* [Requirement]
Reproduce each line from the records that holds "memory".
BEGIN Material provided
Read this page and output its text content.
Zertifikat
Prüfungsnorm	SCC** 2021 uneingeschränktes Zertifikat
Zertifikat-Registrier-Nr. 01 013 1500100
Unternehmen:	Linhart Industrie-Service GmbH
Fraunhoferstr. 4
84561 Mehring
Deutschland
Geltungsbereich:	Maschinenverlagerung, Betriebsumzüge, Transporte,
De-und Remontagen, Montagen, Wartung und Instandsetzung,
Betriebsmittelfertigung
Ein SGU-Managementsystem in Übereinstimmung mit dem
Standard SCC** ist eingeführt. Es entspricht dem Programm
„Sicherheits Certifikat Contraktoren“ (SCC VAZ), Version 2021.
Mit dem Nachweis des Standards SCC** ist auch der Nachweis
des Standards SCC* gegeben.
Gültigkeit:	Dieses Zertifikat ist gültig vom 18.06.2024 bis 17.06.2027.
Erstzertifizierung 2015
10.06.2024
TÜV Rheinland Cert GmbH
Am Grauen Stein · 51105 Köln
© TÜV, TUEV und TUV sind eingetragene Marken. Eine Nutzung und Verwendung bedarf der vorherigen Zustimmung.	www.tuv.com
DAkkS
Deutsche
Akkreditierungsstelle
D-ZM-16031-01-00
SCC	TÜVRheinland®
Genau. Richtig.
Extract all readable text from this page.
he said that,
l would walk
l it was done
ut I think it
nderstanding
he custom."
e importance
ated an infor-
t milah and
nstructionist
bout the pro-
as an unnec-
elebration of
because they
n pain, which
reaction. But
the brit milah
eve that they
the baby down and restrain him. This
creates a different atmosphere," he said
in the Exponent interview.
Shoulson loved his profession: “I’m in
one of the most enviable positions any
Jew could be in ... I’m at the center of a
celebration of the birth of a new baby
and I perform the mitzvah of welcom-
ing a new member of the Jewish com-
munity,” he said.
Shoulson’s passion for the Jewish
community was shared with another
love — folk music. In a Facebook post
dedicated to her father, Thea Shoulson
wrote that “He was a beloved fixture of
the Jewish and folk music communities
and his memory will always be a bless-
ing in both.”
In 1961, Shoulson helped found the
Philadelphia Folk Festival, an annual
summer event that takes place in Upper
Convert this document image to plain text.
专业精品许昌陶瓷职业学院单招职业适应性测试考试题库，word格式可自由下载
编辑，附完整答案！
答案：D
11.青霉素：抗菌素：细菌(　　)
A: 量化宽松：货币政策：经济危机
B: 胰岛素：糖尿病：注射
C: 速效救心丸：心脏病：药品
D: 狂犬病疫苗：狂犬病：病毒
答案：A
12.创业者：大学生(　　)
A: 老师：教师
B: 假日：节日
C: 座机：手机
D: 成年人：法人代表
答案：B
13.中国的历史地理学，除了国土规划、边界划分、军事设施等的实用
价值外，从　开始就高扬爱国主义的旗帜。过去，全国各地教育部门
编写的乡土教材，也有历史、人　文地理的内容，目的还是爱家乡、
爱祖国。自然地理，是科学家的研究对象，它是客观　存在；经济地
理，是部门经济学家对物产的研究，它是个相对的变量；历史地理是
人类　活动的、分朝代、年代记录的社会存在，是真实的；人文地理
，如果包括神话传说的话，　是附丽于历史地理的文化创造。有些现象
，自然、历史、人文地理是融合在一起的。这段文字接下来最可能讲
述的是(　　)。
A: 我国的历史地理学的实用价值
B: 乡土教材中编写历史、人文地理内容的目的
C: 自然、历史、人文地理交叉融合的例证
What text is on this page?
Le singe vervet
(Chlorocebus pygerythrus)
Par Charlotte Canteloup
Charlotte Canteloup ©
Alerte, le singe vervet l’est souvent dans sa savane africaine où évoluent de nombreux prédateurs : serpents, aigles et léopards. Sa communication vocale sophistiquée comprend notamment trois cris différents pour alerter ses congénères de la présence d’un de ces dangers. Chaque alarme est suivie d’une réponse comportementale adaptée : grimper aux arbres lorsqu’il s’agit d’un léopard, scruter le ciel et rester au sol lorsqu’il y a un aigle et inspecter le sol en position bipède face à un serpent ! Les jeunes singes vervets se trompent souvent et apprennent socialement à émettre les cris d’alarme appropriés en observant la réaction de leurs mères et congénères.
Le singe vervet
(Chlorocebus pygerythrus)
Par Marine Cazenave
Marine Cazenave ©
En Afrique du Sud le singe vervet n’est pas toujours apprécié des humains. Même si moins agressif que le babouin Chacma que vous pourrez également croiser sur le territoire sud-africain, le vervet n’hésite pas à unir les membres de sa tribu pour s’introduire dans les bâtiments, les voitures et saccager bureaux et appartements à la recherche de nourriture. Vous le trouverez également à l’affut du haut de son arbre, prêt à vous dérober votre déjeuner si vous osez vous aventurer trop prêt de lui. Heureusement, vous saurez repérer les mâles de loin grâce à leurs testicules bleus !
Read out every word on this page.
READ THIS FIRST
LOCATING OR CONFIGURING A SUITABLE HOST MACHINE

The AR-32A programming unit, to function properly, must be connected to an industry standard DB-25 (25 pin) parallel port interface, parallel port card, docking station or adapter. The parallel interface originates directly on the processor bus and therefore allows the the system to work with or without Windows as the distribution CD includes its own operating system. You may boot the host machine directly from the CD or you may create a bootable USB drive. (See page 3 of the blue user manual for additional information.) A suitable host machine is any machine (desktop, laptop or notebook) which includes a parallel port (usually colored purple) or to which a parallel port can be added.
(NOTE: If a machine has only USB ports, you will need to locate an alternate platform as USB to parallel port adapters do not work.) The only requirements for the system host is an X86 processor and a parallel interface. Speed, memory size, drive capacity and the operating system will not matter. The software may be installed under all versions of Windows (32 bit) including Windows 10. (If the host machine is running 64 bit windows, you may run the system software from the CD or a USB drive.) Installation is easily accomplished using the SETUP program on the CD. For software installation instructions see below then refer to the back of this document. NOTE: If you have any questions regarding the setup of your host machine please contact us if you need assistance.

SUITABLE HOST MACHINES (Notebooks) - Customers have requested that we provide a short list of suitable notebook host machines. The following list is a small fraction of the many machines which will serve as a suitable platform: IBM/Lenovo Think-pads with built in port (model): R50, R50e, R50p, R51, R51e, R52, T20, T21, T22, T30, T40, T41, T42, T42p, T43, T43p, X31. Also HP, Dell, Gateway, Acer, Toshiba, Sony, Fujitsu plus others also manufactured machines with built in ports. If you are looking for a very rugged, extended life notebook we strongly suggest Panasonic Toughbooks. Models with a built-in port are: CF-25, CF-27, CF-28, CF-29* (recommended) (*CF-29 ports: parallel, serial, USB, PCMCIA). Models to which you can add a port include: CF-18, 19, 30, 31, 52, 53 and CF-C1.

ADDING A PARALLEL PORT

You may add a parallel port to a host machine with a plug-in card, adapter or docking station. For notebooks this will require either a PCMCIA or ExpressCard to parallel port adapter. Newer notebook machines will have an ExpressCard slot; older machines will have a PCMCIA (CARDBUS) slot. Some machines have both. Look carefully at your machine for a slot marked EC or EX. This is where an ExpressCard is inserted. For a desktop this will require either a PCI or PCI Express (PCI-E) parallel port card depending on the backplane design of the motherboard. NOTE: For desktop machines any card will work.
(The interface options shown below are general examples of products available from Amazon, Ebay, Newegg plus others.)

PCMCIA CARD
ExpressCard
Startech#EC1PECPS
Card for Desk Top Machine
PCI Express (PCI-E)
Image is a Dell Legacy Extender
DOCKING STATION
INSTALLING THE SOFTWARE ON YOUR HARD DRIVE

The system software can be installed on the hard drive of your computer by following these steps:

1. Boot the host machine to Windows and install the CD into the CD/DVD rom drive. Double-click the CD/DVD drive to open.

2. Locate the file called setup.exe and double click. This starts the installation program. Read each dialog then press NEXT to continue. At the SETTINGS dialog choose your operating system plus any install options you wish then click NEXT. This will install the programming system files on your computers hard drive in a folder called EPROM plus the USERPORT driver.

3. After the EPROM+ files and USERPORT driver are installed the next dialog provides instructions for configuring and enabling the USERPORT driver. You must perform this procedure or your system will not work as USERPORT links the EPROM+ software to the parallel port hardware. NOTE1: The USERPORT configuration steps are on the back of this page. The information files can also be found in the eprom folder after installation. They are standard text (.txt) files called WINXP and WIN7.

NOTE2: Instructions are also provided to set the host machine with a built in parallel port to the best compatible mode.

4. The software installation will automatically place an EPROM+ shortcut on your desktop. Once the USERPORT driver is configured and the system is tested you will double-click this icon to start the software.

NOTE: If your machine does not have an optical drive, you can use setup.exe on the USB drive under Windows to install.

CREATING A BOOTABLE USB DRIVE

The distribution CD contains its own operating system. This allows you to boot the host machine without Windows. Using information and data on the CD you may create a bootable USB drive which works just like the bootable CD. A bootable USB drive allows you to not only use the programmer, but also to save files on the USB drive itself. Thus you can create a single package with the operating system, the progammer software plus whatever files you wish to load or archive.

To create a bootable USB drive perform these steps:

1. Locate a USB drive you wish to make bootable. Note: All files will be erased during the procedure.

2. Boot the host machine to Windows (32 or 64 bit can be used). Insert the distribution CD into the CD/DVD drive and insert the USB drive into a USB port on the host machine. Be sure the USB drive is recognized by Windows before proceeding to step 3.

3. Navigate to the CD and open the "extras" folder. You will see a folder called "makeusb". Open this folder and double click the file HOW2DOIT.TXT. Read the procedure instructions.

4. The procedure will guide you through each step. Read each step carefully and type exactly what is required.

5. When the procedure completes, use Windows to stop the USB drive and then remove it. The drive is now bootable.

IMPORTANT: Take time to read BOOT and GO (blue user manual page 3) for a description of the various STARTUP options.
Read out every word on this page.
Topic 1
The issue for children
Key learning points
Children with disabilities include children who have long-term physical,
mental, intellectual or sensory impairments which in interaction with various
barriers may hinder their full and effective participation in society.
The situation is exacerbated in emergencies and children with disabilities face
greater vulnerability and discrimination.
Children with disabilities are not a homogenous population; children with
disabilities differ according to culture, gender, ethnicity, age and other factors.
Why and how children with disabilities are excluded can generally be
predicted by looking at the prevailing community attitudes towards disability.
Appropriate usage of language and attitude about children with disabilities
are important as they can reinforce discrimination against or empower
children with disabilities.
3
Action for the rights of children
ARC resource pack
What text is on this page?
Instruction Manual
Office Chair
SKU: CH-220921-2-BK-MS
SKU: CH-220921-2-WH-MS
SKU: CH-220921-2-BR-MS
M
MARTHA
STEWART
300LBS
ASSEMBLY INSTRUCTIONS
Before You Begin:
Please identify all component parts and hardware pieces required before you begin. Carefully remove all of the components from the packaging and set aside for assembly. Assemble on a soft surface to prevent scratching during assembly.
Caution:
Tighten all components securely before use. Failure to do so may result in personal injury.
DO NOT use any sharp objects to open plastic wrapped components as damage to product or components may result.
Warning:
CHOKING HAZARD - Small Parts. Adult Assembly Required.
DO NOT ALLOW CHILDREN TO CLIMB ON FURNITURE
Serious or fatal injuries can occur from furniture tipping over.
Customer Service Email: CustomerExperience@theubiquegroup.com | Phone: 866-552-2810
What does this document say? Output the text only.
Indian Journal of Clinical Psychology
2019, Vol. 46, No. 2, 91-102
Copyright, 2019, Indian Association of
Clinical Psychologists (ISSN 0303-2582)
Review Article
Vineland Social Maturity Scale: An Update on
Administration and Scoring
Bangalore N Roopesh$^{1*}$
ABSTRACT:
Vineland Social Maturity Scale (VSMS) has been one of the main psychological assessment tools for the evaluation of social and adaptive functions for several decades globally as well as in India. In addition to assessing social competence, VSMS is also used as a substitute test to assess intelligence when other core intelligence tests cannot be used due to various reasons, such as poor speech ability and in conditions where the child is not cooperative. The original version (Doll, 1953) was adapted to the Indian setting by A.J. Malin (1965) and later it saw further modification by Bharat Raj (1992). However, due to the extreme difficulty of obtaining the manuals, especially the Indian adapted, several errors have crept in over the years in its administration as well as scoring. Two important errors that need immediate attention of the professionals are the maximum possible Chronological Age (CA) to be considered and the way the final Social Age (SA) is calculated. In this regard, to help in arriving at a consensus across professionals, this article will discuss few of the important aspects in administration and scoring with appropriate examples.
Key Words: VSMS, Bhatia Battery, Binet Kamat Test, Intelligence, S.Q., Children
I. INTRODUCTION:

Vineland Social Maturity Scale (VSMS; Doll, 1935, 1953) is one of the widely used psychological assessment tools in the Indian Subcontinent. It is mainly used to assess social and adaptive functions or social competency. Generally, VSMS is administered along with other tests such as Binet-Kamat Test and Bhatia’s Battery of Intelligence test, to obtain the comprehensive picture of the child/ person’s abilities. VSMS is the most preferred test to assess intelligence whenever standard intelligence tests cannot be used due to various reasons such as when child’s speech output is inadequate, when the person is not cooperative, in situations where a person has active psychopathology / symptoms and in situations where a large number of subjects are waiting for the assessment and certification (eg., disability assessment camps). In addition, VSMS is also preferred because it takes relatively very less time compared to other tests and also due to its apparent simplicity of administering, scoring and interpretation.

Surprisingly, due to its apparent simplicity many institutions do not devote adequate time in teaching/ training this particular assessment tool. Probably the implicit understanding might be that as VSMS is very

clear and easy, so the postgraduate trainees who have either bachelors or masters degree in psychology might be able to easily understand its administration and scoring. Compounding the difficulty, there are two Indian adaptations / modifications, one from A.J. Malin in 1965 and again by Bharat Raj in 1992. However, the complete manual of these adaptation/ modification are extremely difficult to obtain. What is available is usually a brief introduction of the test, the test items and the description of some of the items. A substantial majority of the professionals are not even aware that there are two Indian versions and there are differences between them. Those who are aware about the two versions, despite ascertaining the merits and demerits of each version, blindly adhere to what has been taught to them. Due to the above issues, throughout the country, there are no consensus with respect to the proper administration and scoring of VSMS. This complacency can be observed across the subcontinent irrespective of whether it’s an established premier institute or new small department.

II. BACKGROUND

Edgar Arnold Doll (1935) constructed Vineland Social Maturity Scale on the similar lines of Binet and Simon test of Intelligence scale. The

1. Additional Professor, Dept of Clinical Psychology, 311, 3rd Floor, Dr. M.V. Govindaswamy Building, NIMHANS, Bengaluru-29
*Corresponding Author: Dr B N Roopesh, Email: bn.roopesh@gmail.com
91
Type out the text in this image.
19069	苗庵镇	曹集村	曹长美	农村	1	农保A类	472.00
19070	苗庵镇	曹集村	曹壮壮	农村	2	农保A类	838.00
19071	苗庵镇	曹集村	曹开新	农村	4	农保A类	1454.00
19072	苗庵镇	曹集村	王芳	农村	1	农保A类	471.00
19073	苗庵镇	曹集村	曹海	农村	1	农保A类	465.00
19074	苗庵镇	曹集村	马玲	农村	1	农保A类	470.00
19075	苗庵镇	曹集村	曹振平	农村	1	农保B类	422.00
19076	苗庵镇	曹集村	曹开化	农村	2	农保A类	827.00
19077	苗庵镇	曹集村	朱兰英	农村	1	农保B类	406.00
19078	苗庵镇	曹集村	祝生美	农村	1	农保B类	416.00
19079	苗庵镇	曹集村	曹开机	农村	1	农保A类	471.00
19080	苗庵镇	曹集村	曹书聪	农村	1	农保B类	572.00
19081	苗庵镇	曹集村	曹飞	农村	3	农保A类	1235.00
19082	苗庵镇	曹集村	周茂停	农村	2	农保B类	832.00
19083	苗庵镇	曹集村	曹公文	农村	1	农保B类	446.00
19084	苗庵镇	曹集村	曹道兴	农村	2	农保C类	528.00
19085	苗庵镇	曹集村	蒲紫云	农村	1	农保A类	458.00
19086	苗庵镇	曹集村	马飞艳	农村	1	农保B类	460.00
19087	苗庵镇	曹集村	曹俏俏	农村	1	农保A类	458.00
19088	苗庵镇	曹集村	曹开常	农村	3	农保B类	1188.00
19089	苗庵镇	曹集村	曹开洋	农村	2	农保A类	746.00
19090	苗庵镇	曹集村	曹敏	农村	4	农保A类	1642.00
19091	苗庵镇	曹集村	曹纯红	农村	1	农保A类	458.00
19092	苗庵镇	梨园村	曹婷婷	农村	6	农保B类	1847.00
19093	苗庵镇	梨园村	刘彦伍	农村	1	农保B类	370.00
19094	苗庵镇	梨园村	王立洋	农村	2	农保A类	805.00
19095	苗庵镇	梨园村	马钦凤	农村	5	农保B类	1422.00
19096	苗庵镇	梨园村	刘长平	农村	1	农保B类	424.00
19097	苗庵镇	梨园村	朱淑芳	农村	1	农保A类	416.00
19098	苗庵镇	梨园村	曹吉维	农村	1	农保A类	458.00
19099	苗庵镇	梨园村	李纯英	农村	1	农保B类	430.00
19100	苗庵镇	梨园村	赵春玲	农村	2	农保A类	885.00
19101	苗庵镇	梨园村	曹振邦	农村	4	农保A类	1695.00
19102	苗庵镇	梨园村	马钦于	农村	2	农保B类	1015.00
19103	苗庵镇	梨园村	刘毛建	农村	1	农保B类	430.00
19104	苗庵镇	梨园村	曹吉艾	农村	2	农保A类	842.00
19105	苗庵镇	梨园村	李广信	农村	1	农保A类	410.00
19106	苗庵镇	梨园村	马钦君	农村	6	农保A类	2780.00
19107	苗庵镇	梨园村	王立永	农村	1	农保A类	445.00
END Material provided
* [Answer to the exercise]
and his memory will always be a bless-
(NOTE: If a machine has only USB ports, you will need to locate an alternate platform as USB to parallel port adapters do not work.) The only requirements for the system host is an X86 processor and a parallel interface. Speed, memory size, drive capacity and the operating system will not matter. The software may be installed under all versions of Windows (32 bit) including Windows 10. (If the host machine is running 64 bit windows, you may run the system software from the CD or a USB drive.) Installation is easily accomplished using the SETUP program on the CD. For software installation instructions see below then refer to the back of this document. NOTE: If you have any questions regarding the setup of your host machine please contact us if you need assistance.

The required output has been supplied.